--- begin ---
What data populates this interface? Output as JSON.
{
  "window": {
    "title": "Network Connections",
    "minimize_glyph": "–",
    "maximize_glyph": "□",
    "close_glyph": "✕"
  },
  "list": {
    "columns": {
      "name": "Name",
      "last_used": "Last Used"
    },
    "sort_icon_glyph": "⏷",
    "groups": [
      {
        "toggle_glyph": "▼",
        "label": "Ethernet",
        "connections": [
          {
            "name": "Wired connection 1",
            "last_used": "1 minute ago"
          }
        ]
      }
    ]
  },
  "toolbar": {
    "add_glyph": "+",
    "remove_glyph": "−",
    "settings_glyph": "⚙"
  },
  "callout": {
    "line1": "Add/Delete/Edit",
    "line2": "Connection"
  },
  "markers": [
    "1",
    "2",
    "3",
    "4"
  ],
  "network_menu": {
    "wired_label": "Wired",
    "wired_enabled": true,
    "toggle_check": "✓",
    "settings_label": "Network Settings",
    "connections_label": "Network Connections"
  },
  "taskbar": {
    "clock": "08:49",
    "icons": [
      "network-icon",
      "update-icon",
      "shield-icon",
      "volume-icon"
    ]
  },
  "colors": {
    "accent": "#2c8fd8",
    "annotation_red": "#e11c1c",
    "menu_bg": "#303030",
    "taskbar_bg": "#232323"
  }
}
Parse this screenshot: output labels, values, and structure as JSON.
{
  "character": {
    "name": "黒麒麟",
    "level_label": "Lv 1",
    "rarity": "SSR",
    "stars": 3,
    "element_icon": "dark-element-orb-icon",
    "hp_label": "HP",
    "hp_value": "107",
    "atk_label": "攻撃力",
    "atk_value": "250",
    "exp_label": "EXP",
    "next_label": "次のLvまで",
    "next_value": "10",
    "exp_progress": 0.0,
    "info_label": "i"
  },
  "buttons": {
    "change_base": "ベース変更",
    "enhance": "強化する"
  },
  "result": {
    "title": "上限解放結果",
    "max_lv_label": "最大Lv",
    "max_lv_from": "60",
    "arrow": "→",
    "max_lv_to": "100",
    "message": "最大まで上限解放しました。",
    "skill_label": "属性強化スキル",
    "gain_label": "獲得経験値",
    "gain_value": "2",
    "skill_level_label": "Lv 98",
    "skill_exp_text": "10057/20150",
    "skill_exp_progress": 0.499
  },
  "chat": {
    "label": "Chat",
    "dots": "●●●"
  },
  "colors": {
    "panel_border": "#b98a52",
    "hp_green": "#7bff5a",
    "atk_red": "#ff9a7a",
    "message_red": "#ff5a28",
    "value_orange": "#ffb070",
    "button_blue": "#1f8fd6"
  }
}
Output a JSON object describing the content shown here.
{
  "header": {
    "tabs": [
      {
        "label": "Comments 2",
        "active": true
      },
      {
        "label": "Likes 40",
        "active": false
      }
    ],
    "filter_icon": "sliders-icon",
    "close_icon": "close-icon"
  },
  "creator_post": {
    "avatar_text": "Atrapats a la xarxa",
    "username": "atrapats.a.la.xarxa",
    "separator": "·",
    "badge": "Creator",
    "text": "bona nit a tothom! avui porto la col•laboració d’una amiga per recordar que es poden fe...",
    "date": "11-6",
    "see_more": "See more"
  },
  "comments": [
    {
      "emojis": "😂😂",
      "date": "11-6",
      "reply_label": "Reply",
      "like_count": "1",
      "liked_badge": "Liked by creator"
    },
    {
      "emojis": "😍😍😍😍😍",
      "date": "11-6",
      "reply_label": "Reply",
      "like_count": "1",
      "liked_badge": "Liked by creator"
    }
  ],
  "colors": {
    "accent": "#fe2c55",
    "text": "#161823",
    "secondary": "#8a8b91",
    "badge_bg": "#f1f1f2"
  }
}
--- end ---
_Aim of the exercise_. Set down all of the data above, word for word.

_Problem solution_.
What data populates this interface? Output as JSON.
{
  "window": {
    "title": "Network Connections",
    "minimize_glyph": "–",
    "maximize_glyph": "□",
    "close_glyph": "✕"
  },
  "list": {
    "columns": {
      "name": "Name",
      "last_used": "Last Used"
    },
    "sort_icon_glyph": "⏷",
    "groups": [
      {
        "toggle_glyph": "▼",
        "label": "Ethernet",
        "connections": [
          {
            "name": "Wired connection 1",
            "last_used": "1 minute ago"
          }
        ]
      }
    ]
  },
  "toolbar": {
    "add_glyph": "+",
    "remove_glyph": "−",
    "settings_glyph": "⚙"
  },
  "callout": {
    "line1": "Add/Delete/Edit",
    "line2": "Connection"
  },
  "markers": [
    "1",
    "2",
    "3",
    "4"
  ],
  "network_menu": {
    "wired_label": "Wired",
    "wired_enabled": true,
    "toggle_check": "✓",
    "settings_label": "Network Settings",
    "connections_label": "Network Connections"
  },
  "taskbar": {
    "clock": "08:49",
    "icons": [
      "network-icon",
      "update-icon",
      "shield-icon",
      "volume-icon"
    ]
  },
  "colors": {
    "accent": "#2c8fd8",
    "annotation_red": "#e11c1c",
    "menu_bg": "#303030",
    "taskbar_bg": "#232323"
  }
}
Parse this screenshot: output labels, values, and structure as JSON.
{
  "character": {
    "name": "黒麒麟",
    "level_label": "Lv 1",
    "rarity": "SSR",
    "stars": 3,
    "element_icon": "dark-element-orb-icon",
    "hp_label": "HP",
    "hp_value": "107",
    "atk_label": "攻撃力",
    "atk_value": "250",
    "exp_label": "EXP",
    "next_label": "次のLvまで",
    "next_value": "10",
    "exp_progress": 0.0,
    "info_label": "i"
  },
  "buttons": {
    "change_base": "ベース変更",
    "enhance": "強化する"
  },
  "result": {
    "title": "上限解放結果",
    "max_lv_label": "最大Lv",
    "max_lv_from": "60",
    "arrow": "→",
    "max_lv_to": "100",
    "message": "最大まで上限解放しました。",
    "skill_label": "属性強化スキル",
    "gain_label": "獲得経験値",
    "gain_value": "2",
    "skill_level_label": "Lv 98",
    "skill_exp_text": "10057/20150",
    "skill_exp_progress": 0.499
  },
  "chat": {
    "label": "Chat",
    "dots": "●●●"
  },
  "colors": {
    "panel_border": "#b98a52",
    "hp_green": "#7bff5a",
    "atk_red": "#ff9a7a",
    "message_red": "#ff5a28",
    "value_orange": "#ffb070",
    "button_blue": "#1f8fd6"
  }
}
Output a JSON object describing the content shown here.
{
  "header": {
    "tabs": [
      {
        "label": "Comments 2",
        "active": true
      },
      {
        "label": "Likes 40",
        "active": false
      }
    ],
    "filter_icon": "sliders-icon",
    "close_icon": "close-icon"
  },
  "creator_post": {
    "avatar_text": "Atrapats a la xarxa",
    "username": "atrapats.a.la.xarxa",
    "separator": "·",
    "badge": "Creator",
    "text": "bona nit a tothom! avui porto la col•laboració d’una amiga per recordar que es poden fe...",
    "date": "11-6",
    "see_more": "See more"
  },
  "comments": [
    {
      "emojis": "😂😂",
      "date": "11-6",
      "reply_label": "Reply",
      "like_count": "1",
      "liked_badge": "Liked by creator"
    },
    {
      "emojis": "😍😍😍😍😍",
      "date": "11-6",
      "reply_label": "Reply",
      "like_count": "1",
      "liked_badge": "Liked by creator"
    }
  ],
  "colors": {
    "accent": "#fe2c55",
    "text": "#161823",
    "secondary": "#8a8b91",
    "badge_bg": "#f1f1f2"
  }
}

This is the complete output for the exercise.